* [PROBLEM]: Set down, in full, every record in the block.

[Records from a collection]

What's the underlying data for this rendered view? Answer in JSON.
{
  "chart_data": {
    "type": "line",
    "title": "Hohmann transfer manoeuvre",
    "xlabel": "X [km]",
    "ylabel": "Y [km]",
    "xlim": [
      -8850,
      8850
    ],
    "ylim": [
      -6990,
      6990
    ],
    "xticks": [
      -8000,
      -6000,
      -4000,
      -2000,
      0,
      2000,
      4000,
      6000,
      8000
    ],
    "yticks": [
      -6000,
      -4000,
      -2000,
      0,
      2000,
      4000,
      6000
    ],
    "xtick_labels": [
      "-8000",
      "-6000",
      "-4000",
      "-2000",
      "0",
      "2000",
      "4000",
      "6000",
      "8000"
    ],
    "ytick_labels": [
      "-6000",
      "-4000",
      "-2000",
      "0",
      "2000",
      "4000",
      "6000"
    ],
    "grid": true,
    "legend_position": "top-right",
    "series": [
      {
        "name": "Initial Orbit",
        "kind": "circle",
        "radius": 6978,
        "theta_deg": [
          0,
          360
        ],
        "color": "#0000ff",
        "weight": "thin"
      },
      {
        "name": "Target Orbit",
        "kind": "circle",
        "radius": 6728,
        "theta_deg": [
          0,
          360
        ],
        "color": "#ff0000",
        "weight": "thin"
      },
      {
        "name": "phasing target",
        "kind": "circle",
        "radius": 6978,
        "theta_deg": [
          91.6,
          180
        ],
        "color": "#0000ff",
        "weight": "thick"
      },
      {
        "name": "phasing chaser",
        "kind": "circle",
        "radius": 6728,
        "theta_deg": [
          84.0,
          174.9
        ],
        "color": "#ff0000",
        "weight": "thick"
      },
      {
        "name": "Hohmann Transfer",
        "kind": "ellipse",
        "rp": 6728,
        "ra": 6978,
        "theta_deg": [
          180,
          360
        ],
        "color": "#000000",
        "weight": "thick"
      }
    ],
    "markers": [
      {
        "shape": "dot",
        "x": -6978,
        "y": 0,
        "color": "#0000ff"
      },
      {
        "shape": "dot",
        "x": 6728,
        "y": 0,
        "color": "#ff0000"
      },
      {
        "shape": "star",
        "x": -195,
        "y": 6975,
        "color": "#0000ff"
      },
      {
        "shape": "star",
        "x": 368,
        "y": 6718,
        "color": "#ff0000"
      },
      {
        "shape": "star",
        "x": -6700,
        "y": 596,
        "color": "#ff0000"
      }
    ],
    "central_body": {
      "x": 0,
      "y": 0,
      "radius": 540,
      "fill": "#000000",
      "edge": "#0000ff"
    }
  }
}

* [RESULT OF THIS EXERCISE]:
What's the underlying data for this rendered view? Answer in JSON.
{
  "chart_data": {
    "type": "line",
    "title": "Hohmann transfer manoeuvre",
    "xlabel": "X [km]",
    "ylabel": "Y [km]",
    "xlim": [
      -8850,
      8850
    ],
    "ylim": [
      -6990,
      6990
    ],
    "xticks": [
      -8000,
      -6000,
      -4000,
      -2000,
      0,
      2000,
      4000,
      6000,
      8000
    ],
    "yticks": [
      -6000,
      -4000,
      -2000,
      0,
      2000,
      4000,
      6000
    ],
    "xtick_labels": [
      "-8000",
      "-6000",
      "-4000",
      "-2000",
      "0",
      "2000",
      "4000",
      "6000",
      "8000"
    ],
    "ytick_labels": [
      "-6000",
      "-4000",
      "-2000",
      "0",
      "2000",
      "4000",
      "6000"
    ],
    "grid": true,
    "legend_position": "top-right",
    "series": [
      {
        "name": "Initial Orbit",
        "kind": "circle",
        "radius": 6978,
        "theta_deg": [
          0,
          360
        ],
        "color": "#0000ff",
        "weight": "thin"
      },
      {
        "name": "Target Orbit",
        "kind": "circle",
        "radius": 6728,
        "theta_deg": [
          0,
          360
        ],
        "color": "#ff0000",
        "weight": "thin"
      },
      {
        "name": "phasing target",
        "kind": "circle",
        "radius": 6978,
        "theta_deg": [
          91.6,
          180
        ],
        "color": "#0000ff",
        "weight": "thick"
      },
      {
        "name": "phasing chaser",
        "kind": "circle",
        "radius": 6728,
        "theta_deg": [
          84.0,
          174.9
        ],
        "color": "#ff0000",
        "weight": "thick"
      },
      {
        "name": "Hohmann Transfer",
        "kind": "ellipse",
        "rp": 6728,
        "ra": 6978,
        "theta_deg": [
          180,
          360
        ],
        "color": "#000000",
        "weight": "thick"
      }
    ],
    "markers": [
      {
        "shape": "dot",
        "x": -6978,
        "y": 0,
        "color": "#0000ff"
      },
      {
        "shape": "dot",
        "x": 6728,
        "y": 0,
        "color": "#ff0000"
      },
      {
        "shape": "star",
        "x": -195,
        "y": 6975,
        "color": "#0000ff"
      },
      {
        "shape": "star",
        "x": 368,
        "y": 6718,
        "color": "#ff0000"
      },
      {
        "shape": "star",
        "x": -6700,
        "y": 596,
        "color": "#ff0000"
      }
    ],
    "central_body": {
      "x": 0,
      "y": 0,
      "radius": 540,
      "fill": "#000000",
      "edge": "#0000ff"
    }
  }
}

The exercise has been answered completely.